§ Some records:
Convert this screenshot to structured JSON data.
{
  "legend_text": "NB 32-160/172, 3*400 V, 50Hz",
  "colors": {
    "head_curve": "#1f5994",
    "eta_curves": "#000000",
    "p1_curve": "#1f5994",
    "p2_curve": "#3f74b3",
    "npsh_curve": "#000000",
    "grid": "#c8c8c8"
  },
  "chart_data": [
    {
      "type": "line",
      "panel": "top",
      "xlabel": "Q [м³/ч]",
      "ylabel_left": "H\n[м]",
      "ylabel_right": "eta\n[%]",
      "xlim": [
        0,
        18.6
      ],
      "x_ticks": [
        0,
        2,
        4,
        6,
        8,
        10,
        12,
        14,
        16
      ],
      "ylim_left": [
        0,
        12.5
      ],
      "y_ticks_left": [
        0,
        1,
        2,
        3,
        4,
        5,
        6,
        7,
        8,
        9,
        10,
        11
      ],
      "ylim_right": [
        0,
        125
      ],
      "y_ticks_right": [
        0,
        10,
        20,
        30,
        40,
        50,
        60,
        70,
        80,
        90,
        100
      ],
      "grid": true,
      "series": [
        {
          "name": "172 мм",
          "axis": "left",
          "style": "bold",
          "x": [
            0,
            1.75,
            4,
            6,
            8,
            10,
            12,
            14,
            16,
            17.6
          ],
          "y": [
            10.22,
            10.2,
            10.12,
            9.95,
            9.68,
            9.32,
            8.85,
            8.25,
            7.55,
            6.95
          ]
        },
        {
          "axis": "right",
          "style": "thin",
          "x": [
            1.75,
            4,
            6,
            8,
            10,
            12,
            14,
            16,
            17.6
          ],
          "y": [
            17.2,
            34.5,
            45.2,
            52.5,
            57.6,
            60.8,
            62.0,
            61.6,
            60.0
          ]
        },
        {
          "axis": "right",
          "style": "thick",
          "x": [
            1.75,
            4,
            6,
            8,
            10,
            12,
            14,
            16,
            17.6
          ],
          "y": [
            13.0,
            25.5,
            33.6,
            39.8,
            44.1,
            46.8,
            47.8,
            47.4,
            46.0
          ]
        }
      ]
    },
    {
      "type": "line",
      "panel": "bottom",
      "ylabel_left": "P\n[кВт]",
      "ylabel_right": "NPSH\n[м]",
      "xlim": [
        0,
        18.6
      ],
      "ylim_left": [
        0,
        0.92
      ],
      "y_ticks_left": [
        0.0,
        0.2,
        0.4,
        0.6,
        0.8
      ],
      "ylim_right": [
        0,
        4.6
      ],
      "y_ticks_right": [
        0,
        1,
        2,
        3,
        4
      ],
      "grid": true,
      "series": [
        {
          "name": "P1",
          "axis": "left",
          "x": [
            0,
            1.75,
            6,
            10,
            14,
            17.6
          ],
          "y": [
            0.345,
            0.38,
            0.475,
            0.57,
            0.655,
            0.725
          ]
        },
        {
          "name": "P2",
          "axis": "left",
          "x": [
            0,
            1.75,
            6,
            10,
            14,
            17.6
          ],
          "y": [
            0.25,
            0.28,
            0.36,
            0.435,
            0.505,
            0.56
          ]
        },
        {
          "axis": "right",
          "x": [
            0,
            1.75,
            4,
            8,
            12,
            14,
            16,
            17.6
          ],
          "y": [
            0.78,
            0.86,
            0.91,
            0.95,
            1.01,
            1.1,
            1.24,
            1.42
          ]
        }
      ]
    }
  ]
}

§ WHAT THE TASK ASKS:
Repeat the data verbatim.

§ COMPLETE ANSWER:
Convert this screenshot to structured JSON data.
{
  "legend_text": "NB 32-160/172, 3*400 V, 50Hz",
  "colors": {
    "head_curve": "#1f5994",
    "eta_curves": "#000000",
    "p1_curve": "#1f5994",
    "p2_curve": "#3f74b3",
    "npsh_curve": "#000000",
    "grid": "#c8c8c8"
  },
  "chart_data": [
    {
      "type": "line",
      "panel": "top",
      "xlabel": "Q [м³/ч]",
      "ylabel_left": "H\n[м]",
      "ylabel_right": "eta\n[%]",
      "xlim": [
        0,
        18.6
      ],
      "x_ticks": [
        0,
        2,
        4,
        6,
        8,
        10,
        12,
        14,
        16
      ],
      "ylim_left": [
        0,
        12.5
      ],
      "y_ticks_left": [
        0,
        1,
        2,
        3,
        4,
        5,
        6,
        7,
        8,
        9,
        10,
        11
      ],
      "ylim_right": [
        0,
        125
      ],
      "y_ticks_right": [
        0,
        10,
        20,
        30,
        40,
        50,
        60,
        70,
        80,
        90,
        100
      ],
      "grid": true,
      "series": [
        {
          "name": "172 мм",
          "axis": "left",
          "style": "bold",
          "x": [
            0,
            1.75,
            4,
            6,
            8,
            10,
            12,
            14,
            16,
            17.6
          ],
          "y": [
            10.22,
            10.2,
            10.12,
            9.95,
            9.68,
            9.32,
            8.85,
            8.25,
            7.55,
            6.95
          ]
        },
        {
          "axis": "right",
          "style": "thin",
          "x": [
            1.75,
            4,
            6,
            8,
            10,
            12,
            14,
            16,
            17.6
          ],
          "y": [
            17.2,
            34.5,
            45.2,
            52.5,
            57.6,
            60.8,
            62.0,
            61.6,
            60.0
          ]
        },
        {
          "axis": "right",
          "style": "thick",
          "x": [
            1.75,
            4,
            6,
            8,
            10,
            12,
            14,
            16,
            17.6
          ],
          "y": [
            13.0,
            25.5,
            33.6,
            39.8,
            44.1,
            46.8,
            47.8,
            47.4,
            46.0
          ]
        }
      ]
    },
    {
      "type": "line",
      "panel": "bottom",
      "ylabel_left": "P\n[кВт]",
      "ylabel_right": "NPSH\n[м]",
      "xlim": [
        0,
        18.6
      ],
      "ylim_left": [
        0,
        0.92
      ],
      "y_ticks_left": [
        0.0,
        0.2,
        0.4,
        0.6,
        0.8
      ],
      "ylim_right": [
        0,
        4.6
      ],
      "y_ticks_right": [
        0,
        1,
        2,
        3,
        4
      ],
      "grid": true,
      "series": [
        {
          "name": "P1",
          "axis": "left",
          "x": [
            0,
            1.75,
            6,
            10,
            14,
            17.6
          ],
          "y": [
            0.345,
            0.38,
            0.475,
            0.57,
            0.655,
            0.725
          ]
        },
        {
          "name": "P2",
          "axis": "left",
          "x": [
            0,
            1.75,
            6,
            10,
            14,
            17.6
          ],
          "y": [
            0.25,
            0.28,
            0.36,
            0.435,
            0.505,
            0.56
          ]
        },
        {
          "axis": "right",
          "x": [
            0,
            1.75,
            4,
            8,
            12,
            14,
            16,
            17.6
          ],
          "y": [
            0.78,
            0.86,
            0.91,
            0.95,
            1.01,
            1.1,
            1.24,
            1.42
          ]
        }
      ]
    }
  ]
}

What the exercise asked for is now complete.